● Instructions to follow
Each entry below is to be duplicated verbatim.

● Collected data entries
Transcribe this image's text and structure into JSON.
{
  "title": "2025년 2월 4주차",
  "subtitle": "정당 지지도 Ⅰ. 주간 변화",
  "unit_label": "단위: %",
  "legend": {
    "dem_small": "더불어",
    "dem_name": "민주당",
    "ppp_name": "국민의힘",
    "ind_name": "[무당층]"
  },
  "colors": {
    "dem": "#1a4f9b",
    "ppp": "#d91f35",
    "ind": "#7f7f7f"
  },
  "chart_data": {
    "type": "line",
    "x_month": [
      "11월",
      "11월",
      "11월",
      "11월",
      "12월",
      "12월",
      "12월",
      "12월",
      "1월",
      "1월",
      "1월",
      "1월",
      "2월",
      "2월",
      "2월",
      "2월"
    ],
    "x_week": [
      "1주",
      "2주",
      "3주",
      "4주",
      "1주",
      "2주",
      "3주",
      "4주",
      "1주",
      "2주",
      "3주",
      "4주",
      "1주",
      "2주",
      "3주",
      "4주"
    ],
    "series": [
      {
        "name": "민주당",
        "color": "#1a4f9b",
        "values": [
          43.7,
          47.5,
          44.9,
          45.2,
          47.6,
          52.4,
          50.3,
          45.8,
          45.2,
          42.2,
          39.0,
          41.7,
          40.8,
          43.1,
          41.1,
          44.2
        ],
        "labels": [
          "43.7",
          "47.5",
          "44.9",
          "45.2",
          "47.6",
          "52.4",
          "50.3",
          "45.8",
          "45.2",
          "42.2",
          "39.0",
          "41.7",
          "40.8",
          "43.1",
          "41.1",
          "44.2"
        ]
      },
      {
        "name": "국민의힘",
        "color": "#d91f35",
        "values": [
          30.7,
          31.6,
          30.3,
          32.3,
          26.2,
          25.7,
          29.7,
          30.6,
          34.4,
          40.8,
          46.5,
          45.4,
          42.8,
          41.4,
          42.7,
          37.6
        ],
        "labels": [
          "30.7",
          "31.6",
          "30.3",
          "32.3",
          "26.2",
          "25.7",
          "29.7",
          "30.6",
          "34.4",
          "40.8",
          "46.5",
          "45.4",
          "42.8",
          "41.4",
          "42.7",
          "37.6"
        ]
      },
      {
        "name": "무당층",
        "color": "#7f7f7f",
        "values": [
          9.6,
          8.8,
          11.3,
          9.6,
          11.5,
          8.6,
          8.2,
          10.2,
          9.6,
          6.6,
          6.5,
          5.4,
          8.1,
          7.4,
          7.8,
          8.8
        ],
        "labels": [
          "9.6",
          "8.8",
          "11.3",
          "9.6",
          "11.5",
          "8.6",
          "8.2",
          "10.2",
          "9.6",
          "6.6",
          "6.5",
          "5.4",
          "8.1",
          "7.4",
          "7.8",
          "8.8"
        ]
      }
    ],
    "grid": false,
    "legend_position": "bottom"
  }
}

● Written answer
Transcribe this image's text and structure into JSON.
{
  "title": "2025년 2월 4주차",
  "subtitle": "정당 지지도 Ⅰ. 주간 변화",
  "unit_label": "단위: %",
  "legend": {
    "dem_small": "더불어",
    "dem_name": "민주당",
    "ppp_name": "국민의힘",
    "ind_name": "[무당층]"
  },
  "colors": {
    "dem": "#1a4f9b",
    "ppp": "#d91f35",
    "ind": "#7f7f7f"
  },
  "chart_data": {
    "type": "line",
    "x_month": [
      "11월",
      "11월",
      "11월",
      "11월",
      "12월",
      "12월",
      "12월",
      "12월",
      "1월",
      "1월",
      "1월",
      "1월",
      "2월",
      "2월",
      "2월",
      "2월"
    ],
    "x_week": [
      "1주",
      "2주",
      "3주",
      "4주",
      "1주",
      "2주",
      "3주",
      "4주",
      "1주",
      "2주",
      "3주",
      "4주",
      "1주",
      "2주",
      "3주",
      "4주"
    ],
    "series": [
      {
        "name": "민주당",
        "color": "#1a4f9b",
        "values": [
          43.7,
          47.5,
          44.9,
          45.2,
          47.6,
          52.4,
          50.3,
          45.8,
          45.2,
          42.2,
          39.0,
          41.7,
          40.8,
          43.1,
          41.1,
          44.2
        ],
        "labels": [
          "43.7",
          "47.5",
          "44.9",
          "45.2",
          "47.6",
          "52.4",
          "50.3",
          "45.8",
          "45.2",
          "42.2",
          "39.0",
          "41.7",
          "40.8",
          "43.1",
          "41.1",
          "44.2"
        ]
      },
      {
        "name": "국민의힘",
        "color": "#d91f35",
        "values": [
          30.7,
          31.6,
          30.3,
          32.3,
          26.2,
          25.7,
          29.7,
          30.6,
          34.4,
          40.8,
          46.5,
          45.4,
          42.8,
          41.4,
          42.7,
          37.6
        ],
        "labels": [
          "30.7",
          "31.6",
          "30.3",
          "32.3",
          "26.2",
          "25.7",
          "29.7",
          "30.6",
          "34.4",
          "40.8",
          "46.5",
          "45.4",
          "42.8",
          "41.4",
          "42.7",
          "37.6"
        ]
      },
      {
        "name": "무당층",
        "color": "#7f7f7f",
        "values": [
          9.6,
          8.8,
          11.3,
          9.6,
          11.5,
          8.6,
          8.2,
          10.2,
          9.6,
          6.6,
          6.5,
          5.4,
          8.1,
          7.4,
          7.8,
          8.8
        ],
        "labels": [
          "9.6",
          "8.8",
          "11.3",
          "9.6",
          "11.5",
          "8.6",
          "8.2",
          "10.2",
          "9.6",
          "6.6",
          "6.5",
          "5.4",
          "8.1",
          "7.4",
          "7.8",
          "8.8"
        ]
      }
    ],
    "grid": false,
    "legend_position": "bottom"
  }
}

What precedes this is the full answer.